| TASK DIRECTIONS |
Nothing in the records may be left out or altered; reproduce them all exactly.

| SOURCE MATERIAL |
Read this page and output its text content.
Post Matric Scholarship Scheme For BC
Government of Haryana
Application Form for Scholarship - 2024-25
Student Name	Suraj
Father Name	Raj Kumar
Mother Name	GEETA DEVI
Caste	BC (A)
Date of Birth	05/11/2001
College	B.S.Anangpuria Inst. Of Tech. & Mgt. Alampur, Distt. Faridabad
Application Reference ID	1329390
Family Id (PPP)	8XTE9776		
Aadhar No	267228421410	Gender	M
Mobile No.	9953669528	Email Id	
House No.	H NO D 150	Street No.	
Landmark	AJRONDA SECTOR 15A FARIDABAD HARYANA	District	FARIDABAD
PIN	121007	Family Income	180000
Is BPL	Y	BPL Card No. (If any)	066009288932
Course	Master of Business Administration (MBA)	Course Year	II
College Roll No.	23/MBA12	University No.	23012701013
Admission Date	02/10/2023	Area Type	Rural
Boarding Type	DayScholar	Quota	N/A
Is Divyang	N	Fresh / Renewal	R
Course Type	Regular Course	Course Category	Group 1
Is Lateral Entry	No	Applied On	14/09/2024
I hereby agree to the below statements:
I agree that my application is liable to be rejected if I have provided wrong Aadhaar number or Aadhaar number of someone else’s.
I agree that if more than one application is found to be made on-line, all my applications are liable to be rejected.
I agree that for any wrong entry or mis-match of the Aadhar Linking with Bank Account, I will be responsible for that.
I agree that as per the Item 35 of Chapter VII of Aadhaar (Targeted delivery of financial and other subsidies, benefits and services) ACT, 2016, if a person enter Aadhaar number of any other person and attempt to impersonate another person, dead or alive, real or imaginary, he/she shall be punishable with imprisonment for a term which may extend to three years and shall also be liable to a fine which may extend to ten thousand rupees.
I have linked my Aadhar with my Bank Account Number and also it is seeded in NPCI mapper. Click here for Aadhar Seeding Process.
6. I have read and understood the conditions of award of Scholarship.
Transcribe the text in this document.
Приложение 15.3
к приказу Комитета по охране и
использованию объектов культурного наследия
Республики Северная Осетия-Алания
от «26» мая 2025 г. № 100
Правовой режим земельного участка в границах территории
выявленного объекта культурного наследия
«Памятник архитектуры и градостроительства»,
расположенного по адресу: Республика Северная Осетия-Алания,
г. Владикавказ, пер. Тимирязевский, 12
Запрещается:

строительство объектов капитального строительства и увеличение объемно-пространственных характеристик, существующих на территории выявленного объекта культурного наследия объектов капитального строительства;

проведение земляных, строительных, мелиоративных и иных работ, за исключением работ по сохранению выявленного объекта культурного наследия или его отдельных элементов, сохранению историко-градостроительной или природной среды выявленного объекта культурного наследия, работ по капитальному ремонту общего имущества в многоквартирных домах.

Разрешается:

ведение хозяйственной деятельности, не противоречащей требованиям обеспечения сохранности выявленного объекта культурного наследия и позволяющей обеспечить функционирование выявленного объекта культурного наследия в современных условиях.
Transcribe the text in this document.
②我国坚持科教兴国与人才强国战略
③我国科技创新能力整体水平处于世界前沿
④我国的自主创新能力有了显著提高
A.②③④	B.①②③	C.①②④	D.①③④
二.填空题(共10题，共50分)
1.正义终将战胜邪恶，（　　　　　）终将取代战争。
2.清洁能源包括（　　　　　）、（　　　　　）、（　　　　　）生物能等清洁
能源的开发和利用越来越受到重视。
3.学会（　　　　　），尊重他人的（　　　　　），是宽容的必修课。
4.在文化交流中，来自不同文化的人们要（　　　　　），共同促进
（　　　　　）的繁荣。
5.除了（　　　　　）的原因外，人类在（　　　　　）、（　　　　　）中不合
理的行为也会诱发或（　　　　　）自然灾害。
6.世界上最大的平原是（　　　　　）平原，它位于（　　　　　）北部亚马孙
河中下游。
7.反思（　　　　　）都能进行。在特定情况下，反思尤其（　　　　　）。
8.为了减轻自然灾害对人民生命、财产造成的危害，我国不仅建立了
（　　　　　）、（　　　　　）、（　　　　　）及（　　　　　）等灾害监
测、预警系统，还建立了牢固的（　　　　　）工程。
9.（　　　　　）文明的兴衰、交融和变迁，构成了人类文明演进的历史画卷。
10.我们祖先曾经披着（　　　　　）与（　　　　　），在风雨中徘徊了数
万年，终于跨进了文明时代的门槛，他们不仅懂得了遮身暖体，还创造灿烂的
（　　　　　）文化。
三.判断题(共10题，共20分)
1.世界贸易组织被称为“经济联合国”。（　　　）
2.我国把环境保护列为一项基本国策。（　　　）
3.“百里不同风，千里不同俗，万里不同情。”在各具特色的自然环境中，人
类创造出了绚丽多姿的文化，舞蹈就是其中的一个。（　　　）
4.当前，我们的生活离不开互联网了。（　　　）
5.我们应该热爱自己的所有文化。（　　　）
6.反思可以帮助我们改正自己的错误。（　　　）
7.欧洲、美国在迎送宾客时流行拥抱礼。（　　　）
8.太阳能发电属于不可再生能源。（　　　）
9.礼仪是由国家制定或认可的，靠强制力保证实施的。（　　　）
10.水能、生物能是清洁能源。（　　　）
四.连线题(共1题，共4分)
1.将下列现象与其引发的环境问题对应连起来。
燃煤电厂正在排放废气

| RESULT OF THIS TASK |
Read this page and output its text content.
Post Matric Scholarship Scheme For BC
Government of Haryana
Application Form for Scholarship - 2024-25
Student Name	Suraj
Father Name	Raj Kumar
Mother Name	GEETA DEVI
Caste	BC (A)
Date of Birth	05/11/2001
College	B.S.Anangpuria Inst. Of Tech. & Mgt. Alampur, Distt. Faridabad
Application Reference ID	1329390
Family Id (PPP)	8XTE9776		
Aadhar No	267228421410	Gender	M
Mobile No.	9953669528	Email Id	
House No.	H NO D 150	Street No.	
Landmark	AJRONDA SECTOR 15A FARIDABAD HARYANA	District	FARIDABAD
PIN	121007	Family Income	180000
Is BPL	Y	BPL Card No. (If any)	066009288932
Course	Master of Business Administration (MBA)	Course Year	II
College Roll No.	23/MBA12	University No.	23012701013
Admission Date	02/10/2023	Area Type	Rural
Boarding Type	DayScholar	Quota	N/A
Is Divyang	N	Fresh / Renewal	R
Course Type	Regular Course	Course Category	Group 1
Is Lateral Entry	No	Applied On	14/09/2024
I hereby agree to the below statements:
I agree that my application is liable to be rejected if I have provided wrong Aadhaar number or Aadhaar number of someone else’s.
I agree that if more than one application is found to be made on-line, all my applications are liable to be rejected.
I agree that for any wrong entry or mis-match of the Aadhar Linking with Bank Account, I will be responsible for that.
I agree that as per the Item 35 of Chapter VII of Aadhaar (Targeted delivery of financial and other subsidies, benefits and services) ACT, 2016, if a person enter Aadhaar number of any other person and attempt to impersonate another person, dead or alive, real or imaginary, he/she shall be punishable with imprisonment for a term which may extend to three years and shall also be liable to a fine which may extend to ten thousand rupees.
I have linked my Aadhar with my Bank Account Number and also it is seeded in NPCI mapper. Click here for Aadhar Seeding Process.
6. I have read and understood the conditions of award of Scholarship.
Transcribe the text in this document.
Приложение 15.3
к приказу Комитета по охране и
использованию объектов культурного наследия
Республики Северная Осетия-Алания
от «26» мая 2025 г. № 100
Правовой режим земельного участка в границах территории
выявленного объекта культурного наследия
«Памятник архитектуры и градостроительства»,
расположенного по адресу: Республика Северная Осетия-Алания,
г. Владикавказ, пер. Тимирязевский, 12
Запрещается:

строительство объектов капитального строительства и увеличение объемно-пространственных характеристик, существующих на территории выявленного объекта культурного наследия объектов капитального строительства;

проведение земляных, строительных, мелиоративных и иных работ, за исключением работ по сохранению выявленного объекта культурного наследия или его отдельных элементов, сохранению историко-градостроительной или природной среды выявленного объекта культурного наследия, работ по капитальному ремонту общего имущества в многоквартирных домах.

Разрешается:

ведение хозяйственной деятельности, не противоречащей требованиям обеспечения сохранности выявленного объекта культурного наследия и позволяющей обеспечить функционирование выявленного объекта культурного наследия в современных условиях.
Transcribe the text in this document.
②我国坚持科教兴国与人才强国战略
③我国科技创新能力整体水平处于世界前沿
④我国的自主创新能力有了显著提高
A.②③④	B.①②③	C.①②④	D.①③④
二.填空题(共10题，共50分)
1.正义终将战胜邪恶，（　　　　　）终将取代战争。
2.清洁能源包括（　　　　　）、（　　　　　）、（　　　　　）生物能等清洁
能源的开发和利用越来越受到重视。
3.学会（　　　　　），尊重他人的（　　　　　），是宽容的必修课。
4.在文化交流中，来自不同文化的人们要（　　　　　），共同促进
（　　　　　）的繁荣。
5.除了（　　　　　）的原因外，人类在（　　　　　）、（　　　　　）中不合
理的行为也会诱发或（　　　　　）自然灾害。
6.世界上最大的平原是（　　　　　）平原，它位于（　　　　　）北部亚马孙
河中下游。
7.反思（　　　　　）都能进行。在特定情况下，反思尤其（　　　　　）。
8.为了减轻自然灾害对人民生命、财产造成的危害，我国不仅建立了
（　　　　　）、（　　　　　）、（　　　　　）及（　　　　　）等灾害监
测、预警系统，还建立了牢固的（　　　　　）工程。
9.（　　　　　）文明的兴衰、交融和变迁，构成了人类文明演进的历史画卷。
10.我们祖先曾经披着（　　　　　）与（　　　　　），在风雨中徘徊了数
万年，终于跨进了文明时代的门槛，他们不仅懂得了遮身暖体，还创造灿烂的
（　　　　　）文化。
三.判断题(共10题，共20分)
1.世界贸易组织被称为“经济联合国”。（　　　）
2.我国把环境保护列为一项基本国策。（　　　）
3.“百里不同风，千里不同俗，万里不同情。”在各具特色的自然环境中，人
类创造出了绚丽多姿的文化，舞蹈就是其中的一个。（　　　）
4.当前，我们的生活离不开互联网了。（　　　）
5.我们应该热爱自己的所有文化。（　　　）
6.反思可以帮助我们改正自己的错误。（　　　）
7.欧洲、美国在迎送宾客时流行拥抱礼。（　　　）
8.太阳能发电属于不可再生能源。（　　　）
9.礼仪是由国家制定或认可的，靠强制力保证实施的。（　　　）
10.水能、生物能是清洁能源。（　　　）
四.连线题(共1题，共4分)
1.将下列现象与其引发的环境问题对应连起来。
燃煤电厂正在排放废气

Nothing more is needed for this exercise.